**PROBLEM REQUIREMENTS:**
Scan the lines below; pull out those with "khoản".

**MATERIAL SUPPLIED:**

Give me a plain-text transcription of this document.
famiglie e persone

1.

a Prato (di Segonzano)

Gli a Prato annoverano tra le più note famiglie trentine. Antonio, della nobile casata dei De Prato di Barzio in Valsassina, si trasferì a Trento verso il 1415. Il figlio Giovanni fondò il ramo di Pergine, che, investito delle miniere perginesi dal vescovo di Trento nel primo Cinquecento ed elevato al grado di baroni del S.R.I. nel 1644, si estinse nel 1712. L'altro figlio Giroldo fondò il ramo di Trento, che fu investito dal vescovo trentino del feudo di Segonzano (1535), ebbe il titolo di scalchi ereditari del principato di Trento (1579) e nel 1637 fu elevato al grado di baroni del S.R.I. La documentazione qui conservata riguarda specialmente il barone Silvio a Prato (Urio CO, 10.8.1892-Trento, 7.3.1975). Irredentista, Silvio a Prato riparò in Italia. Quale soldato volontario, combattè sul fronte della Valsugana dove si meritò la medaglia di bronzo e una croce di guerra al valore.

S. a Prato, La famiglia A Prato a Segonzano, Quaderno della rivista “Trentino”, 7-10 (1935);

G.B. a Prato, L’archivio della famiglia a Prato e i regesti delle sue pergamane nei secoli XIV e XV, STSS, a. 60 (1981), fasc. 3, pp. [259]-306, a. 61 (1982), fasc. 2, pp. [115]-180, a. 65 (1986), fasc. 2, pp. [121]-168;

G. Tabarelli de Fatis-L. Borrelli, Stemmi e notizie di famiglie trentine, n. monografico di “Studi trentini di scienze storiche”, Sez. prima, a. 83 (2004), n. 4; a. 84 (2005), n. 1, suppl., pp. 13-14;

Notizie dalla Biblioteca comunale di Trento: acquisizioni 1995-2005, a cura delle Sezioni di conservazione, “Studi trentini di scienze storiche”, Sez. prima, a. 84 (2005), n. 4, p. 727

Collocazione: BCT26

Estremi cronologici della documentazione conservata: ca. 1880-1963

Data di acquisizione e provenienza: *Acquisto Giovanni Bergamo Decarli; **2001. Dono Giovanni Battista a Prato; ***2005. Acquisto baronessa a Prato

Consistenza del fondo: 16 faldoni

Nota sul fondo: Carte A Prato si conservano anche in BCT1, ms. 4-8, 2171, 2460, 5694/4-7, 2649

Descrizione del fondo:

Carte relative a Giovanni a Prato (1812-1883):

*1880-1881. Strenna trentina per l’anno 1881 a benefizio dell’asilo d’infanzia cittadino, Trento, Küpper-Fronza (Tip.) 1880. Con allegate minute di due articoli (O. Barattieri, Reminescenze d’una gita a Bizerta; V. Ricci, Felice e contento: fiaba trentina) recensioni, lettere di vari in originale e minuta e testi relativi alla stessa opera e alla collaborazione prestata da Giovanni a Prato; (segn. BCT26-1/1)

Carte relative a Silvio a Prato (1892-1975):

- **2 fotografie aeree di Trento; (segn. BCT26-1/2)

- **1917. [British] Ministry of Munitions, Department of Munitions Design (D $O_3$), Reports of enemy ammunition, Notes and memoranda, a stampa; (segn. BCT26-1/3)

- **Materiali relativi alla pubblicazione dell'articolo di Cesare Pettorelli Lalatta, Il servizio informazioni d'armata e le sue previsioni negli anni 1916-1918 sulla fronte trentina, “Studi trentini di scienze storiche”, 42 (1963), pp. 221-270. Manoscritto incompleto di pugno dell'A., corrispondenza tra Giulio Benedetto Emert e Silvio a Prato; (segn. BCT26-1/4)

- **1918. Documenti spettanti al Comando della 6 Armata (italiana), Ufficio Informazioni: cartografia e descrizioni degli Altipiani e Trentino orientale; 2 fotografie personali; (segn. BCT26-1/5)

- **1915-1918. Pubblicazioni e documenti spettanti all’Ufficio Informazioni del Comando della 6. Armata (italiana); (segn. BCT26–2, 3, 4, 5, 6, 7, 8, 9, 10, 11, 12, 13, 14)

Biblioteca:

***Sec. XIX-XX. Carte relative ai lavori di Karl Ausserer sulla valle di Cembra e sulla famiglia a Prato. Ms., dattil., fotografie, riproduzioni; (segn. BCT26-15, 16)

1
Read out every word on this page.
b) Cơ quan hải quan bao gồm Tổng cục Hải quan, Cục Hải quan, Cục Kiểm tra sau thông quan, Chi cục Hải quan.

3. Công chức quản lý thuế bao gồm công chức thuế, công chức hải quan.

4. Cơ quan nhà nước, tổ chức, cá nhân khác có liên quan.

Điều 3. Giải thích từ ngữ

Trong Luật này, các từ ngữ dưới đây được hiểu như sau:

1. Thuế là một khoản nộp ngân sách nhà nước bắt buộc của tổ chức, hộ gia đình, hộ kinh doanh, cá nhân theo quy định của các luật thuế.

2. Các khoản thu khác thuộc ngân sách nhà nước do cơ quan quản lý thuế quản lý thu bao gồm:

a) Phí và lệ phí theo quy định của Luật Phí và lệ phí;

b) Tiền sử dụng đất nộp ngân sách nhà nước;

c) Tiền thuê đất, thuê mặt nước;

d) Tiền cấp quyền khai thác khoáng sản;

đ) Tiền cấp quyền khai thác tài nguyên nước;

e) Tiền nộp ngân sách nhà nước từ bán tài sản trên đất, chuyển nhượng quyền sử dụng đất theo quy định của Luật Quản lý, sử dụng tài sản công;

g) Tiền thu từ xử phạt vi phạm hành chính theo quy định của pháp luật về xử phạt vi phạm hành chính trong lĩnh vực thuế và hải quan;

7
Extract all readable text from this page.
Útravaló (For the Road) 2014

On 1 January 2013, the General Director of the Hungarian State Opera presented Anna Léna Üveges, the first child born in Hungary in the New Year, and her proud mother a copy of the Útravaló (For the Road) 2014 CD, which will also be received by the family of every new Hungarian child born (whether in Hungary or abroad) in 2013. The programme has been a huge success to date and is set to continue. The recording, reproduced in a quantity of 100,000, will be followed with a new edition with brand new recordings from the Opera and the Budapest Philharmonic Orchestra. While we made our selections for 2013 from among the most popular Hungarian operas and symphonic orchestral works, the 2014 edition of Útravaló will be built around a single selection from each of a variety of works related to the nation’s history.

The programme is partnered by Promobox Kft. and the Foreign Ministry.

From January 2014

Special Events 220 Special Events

**CORRECT OUTPUT:**
1. Thuế là một khoản nộp ngân sách nhà nước bắt buộc của tổ chức, hộ gia đình, hộ kinh doanh, cá nhân theo quy định của các luật thuế.
2. Các khoản thu khác thuộc ngân sách nhà nước do cơ quan quản lý thuế quản lý thu bao gồm:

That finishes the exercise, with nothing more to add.